▸ **WHAT THE TASK REQUIRES**
Output the material below in its entirety, exactly as given.

▸ **MATERIAL TO PROCESS**
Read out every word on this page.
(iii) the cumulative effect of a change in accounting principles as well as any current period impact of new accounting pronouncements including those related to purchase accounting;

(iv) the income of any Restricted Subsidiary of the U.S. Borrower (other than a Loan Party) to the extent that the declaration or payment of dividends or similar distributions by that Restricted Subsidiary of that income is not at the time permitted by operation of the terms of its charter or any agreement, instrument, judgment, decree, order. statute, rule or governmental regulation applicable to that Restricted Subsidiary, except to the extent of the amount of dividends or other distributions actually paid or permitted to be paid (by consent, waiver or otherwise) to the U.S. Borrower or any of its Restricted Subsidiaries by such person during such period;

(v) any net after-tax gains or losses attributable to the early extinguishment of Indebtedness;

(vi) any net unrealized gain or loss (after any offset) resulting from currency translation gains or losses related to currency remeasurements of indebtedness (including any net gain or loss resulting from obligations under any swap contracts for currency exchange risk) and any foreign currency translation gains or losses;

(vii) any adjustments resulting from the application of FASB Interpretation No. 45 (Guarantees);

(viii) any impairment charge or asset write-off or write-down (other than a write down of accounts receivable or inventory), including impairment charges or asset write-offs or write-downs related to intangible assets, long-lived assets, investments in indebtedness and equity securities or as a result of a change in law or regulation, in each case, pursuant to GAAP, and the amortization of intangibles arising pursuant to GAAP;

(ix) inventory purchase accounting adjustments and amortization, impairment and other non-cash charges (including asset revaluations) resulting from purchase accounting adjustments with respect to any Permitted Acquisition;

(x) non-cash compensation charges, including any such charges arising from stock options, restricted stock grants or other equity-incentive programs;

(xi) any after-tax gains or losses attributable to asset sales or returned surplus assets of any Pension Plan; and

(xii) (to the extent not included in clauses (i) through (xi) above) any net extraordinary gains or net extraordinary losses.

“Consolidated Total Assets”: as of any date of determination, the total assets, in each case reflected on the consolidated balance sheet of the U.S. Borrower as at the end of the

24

▸ **OUTPUT FOR THIS TASK**
Read out every word on this page.
(iii) the cumulative effect of a change in accounting principles as well as any current period impact of new accounting pronouncements including those related to purchase accounting;

(iv) the income of any Restricted Subsidiary of the U.S. Borrower (other than a Loan Party) to the extent that the declaration or payment of dividends or similar distributions by that Restricted Subsidiary of that income is not at the time permitted by operation of the terms of its charter or any agreement, instrument, judgment, decree, order. statute, rule or governmental regulation applicable to that Restricted Subsidiary, except to the extent of the amount of dividends or other distributions actually paid or permitted to be paid (by consent, waiver or otherwise) to the U.S. Borrower or any of its Restricted Subsidiaries by such person during such period;

(v) any net after-tax gains or losses attributable to the early extinguishment of Indebtedness;

(vi) any net unrealized gain or loss (after any offset) resulting from currency translation gains or losses related to currency remeasurements of indebtedness (including any net gain or loss resulting from obligations under any swap contracts for currency exchange risk) and any foreign currency translation gains or losses;

(vii) any adjustments resulting from the application of FASB Interpretation No. 45 (Guarantees);

(viii) any impairment charge or asset write-off or write-down (other than a write down of accounts receivable or inventory), including impairment charges or asset write-offs or write-downs related to intangible assets, long-lived assets, investments in indebtedness and equity securities or as a result of a change in law or regulation, in each case, pursuant to GAAP, and the amortization of intangibles arising pursuant to GAAP;

(ix) inventory purchase accounting adjustments and amortization, impairment and other non-cash charges (including asset revaluations) resulting from purchase accounting adjustments with respect to any Permitted Acquisition;

(x) non-cash compensation charges, including any such charges arising from stock options, restricted stock grants or other equity-incentive programs;

(xi) any after-tax gains or losses attributable to asset sales or returned surplus assets of any Pension Plan; and

(xii) (to the extent not included in clauses (i) through (xi) above) any net extraordinary gains or net extraordinary losses.

“Consolidated Total Assets”: as of any date of determination, the total assets, in each case reflected on the consolidated balance sheet of the U.S. Borrower as at the end of the

24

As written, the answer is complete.